Supplied entries:
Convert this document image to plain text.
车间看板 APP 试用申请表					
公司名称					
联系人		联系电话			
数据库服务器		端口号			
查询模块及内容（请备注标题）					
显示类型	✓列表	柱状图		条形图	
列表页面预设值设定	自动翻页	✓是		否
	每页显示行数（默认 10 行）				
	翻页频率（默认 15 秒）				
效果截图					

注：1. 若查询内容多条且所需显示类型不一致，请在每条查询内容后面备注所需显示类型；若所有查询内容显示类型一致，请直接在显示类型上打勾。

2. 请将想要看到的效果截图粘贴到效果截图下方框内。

The request: All of the entries must be quoted exactly; please include each one.

The response:
Convert this document image to plain text.
车间看板 APP 试用申请表					
公司名称					
联系人		联系电话			
数据库服务器		端口号			
查询模块及内容（请备注标题）					
显示类型	✓列表	柱状图		条形图	
列表页面预设值设定	自动翻页	✓是		否
	每页显示行数（默认 10 行）				
	翻页频率（默认 15 秒）				
效果截图					

注：1. 若查询内容多条且所需显示类型不一致，请在每条查询内容后面备注所需显示类型；若所有查询内容显示类型一致，请直接在显示类型上打勾。

2. 请将想要看到的效果截图粘贴到效果截图下方框内。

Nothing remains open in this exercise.